* **Given task**
Return every line of the data below that includes the string "Τοποθεσία".

=-=-=

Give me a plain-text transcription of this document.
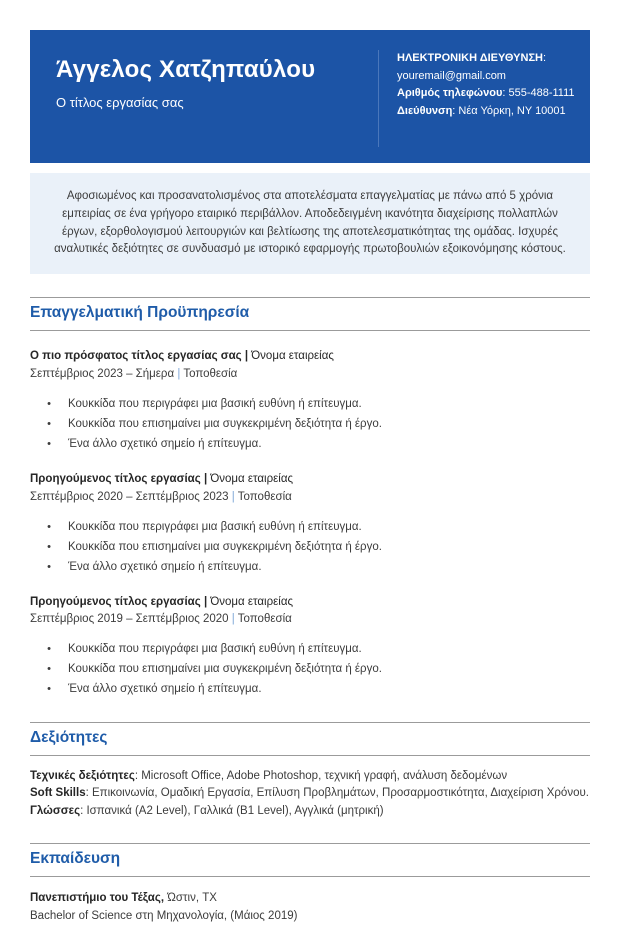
Άγγελος Χατζηπαύλου
Ο τίτλος εργασίας σας
ΗΛΕΚΤΡΟΝΙΚΗ ΔΙΕΥΘΥΝΣΗ: youremail@gmail.com
Αριθμός τηλεφώνου: 555-488-1111
Διεύθυνση: Νέα Υόρκη, NY 10001
Αφοσιωμένος και προσανατολισμένος στα αποτελέσματα επαγγελματίας με πάνω από 5 χρόνια εμπειρίας σε ένα γρήγορο εταιρικό περιβάλλον. Αποδεδειγμένη ικανότητα διαχείρισης πολλαπλών έργων, εξορθολογισμού λειτουργιών και βελτίωσης της αποτελεσματικότητας της ομάδας. Ισχυρές αναλυτικές δεξιότητες σε συνδυασμό με ιστορικό εφαρμογής πρωτοβουλιών εξοικονόμησης κόστους.
Επαγγελματική Προϋπηρεσία
Ο πιο πρόσφατος τίτλος εργασίας σας | Όνομα εταιρείας
Σεπτέμβριος 2023 – Σήμερα | Τοποθεσία
•
Κουκκίδα που περιγράφει μια βασική ευθύνη ή επίτευγμα.
•
Κουκκίδα που επισημαίνει μια συγκεκριμένη δεξιότητα ή έργο.
•
Ένα άλλο σχετικό σημείο ή επίτευγμα.
Προηγούμενος τίτλος εργασίας | Όνομα εταιρείας
Σεπτέμβριος 2020 – Σεπτέμβριος 2023 | Τοποθεσία
•
Κουκκίδα που περιγράφει μια βασική ευθύνη ή επίτευγμα.
•
Κουκκίδα που επισημαίνει μια συγκεκριμένη δεξιότητα ή έργο.
•
Ένα άλλο σχετικό σημείο ή επίτευγμα.
Προηγούμενος τίτλος εργασίας | Όνομα εταιρείας
Σεπτέμβριος 2019 – Σεπτέμβριος 2020 | Τοποθεσία
•
Κουκκίδα που περιγράφει μια βασική ευθύνη ή επίτευγμα.
•
Κουκκίδα που επισημαίνει μια συγκεκριμένη δεξιότητα ή έργο.
•
Ένα άλλο σχετικό σημείο ή επίτευγμα.
Δεξιότητες
Τεχνικές δεξιότητες: Microsoft Office, Adobe Photoshop, τεχνική γραφή, ανάλυση δεδομένων
Soft Skills: Επικοινωνία, Ομαδική Εργασία, Επίλυση Προβλημάτων, Προσαρμοστικότητα, Διαχείριση Χρόνου.
Γλώσσες: Ισπανικά (A2 Level), Γαλλικά (B1 Level), Αγγλικά (μητρική)
Εκπαίδευση
Πανεπιστήμιο του Τέξας, Ώστιν, TX
Bachelor of Science στη Μηχανολογία, (Μάιος 2019)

=-=-=

* **Answer to this exercise**
Σεπτέμβριος 2023 – Σήμερα | Τοποθεσία
Σεπτέμβριος 2020 – Σεπτέμβριος 2023 | Τοποθεσία
Σεπτέμβριος 2019 – Σεπτέμβριος 2020 | Τοποθεσία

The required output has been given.